Exercise prompt →
All of the lines below are to be transcribed faithfully, with pictures excluded from the copy.

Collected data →
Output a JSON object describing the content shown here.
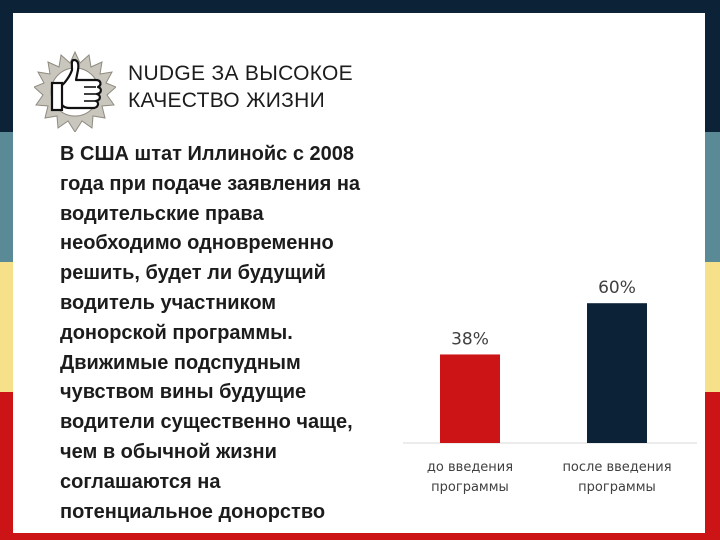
{
  "slide": {
    "title_lines": [
      "NUDGE ЗА ВЫСОКОЕ",
      "КАЧЕСТВО ЖИЗНИ"
    ],
    "body_lines": [
      "В США штат Иллинойс с 2008",
      "года при подаче заявления на",
      "водительские права",
      "необходимо одновременно",
      "решить, будет ли будущий",
      "водитель участником",
      "донорской программы.",
      "Движимые подспудным",
      "чувством вины будущие",
      "водители существенно чаще,",
      "чем в обычной жизни",
      "соглашаются на",
      "потенциальное донорство"
    ],
    "badge_icon": "thumbs-up-icon",
    "colors": {
      "navy": "#0c2237",
      "teal": "#5b8a97",
      "yellow": "#f6e08a",
      "red": "#cc1417",
      "bar_before": "#cc1417",
      "bar_after": "#0c2237"
    }
  },
  "chart_data": {
    "type": "bar",
    "categories": [
      [
        "до введения",
        "программы"
      ],
      [
        "после введения",
        "программы"
      ]
    ],
    "values": [
      38,
      60
    ],
    "data_labels": [
      "38%",
      "60%"
    ],
    "colors": [
      "#cc1417",
      "#0c2237"
    ],
    "ylim": [
      0,
      100
    ],
    "grid": false,
    "legend": "none"
  }
}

Task result →
Output a JSON object describing the content shown here.
{
  "slide": {
    "title_lines": [
      "NUDGE ЗА ВЫСОКОЕ",
      "КАЧЕСТВО ЖИЗНИ"
    ],
    "body_lines": [
      "В США штат Иллинойс с 2008",
      "года при подаче заявления на",
      "водительские права",
      "необходимо одновременно",
      "решить, будет ли будущий",
      "водитель участником",
      "донорской программы.",
      "Движимые подспудным",
      "чувством вины будущие",
      "водители существенно чаще,",
      "чем в обычной жизни",
      "соглашаются на",
      "потенциальное донорство"
    ],
    "badge_icon": "thumbs-up-icon",
    "colors": {
      "navy": "#0c2237",
      "teal": "#5b8a97",
      "yellow": "#f6e08a",
      "red": "#cc1417",
      "bar_before": "#cc1417",
      "bar_after": "#0c2237"
    }
  },
  "chart_data": {
    "type": "bar",
    "categories": [
      [
        "до введения",
        "программы"
      ],
      [
        "после введения",
        "программы"
      ]
    ],
    "values": [
      38,
      60
    ],
    "data_labels": [
      "38%",
      "60%"
    ],
    "colors": [
      "#cc1417",
      "#0c2237"
    ],
    "ylim": [
      0,
      100
    ],
    "grid": false,
    "legend": "none"
  }
}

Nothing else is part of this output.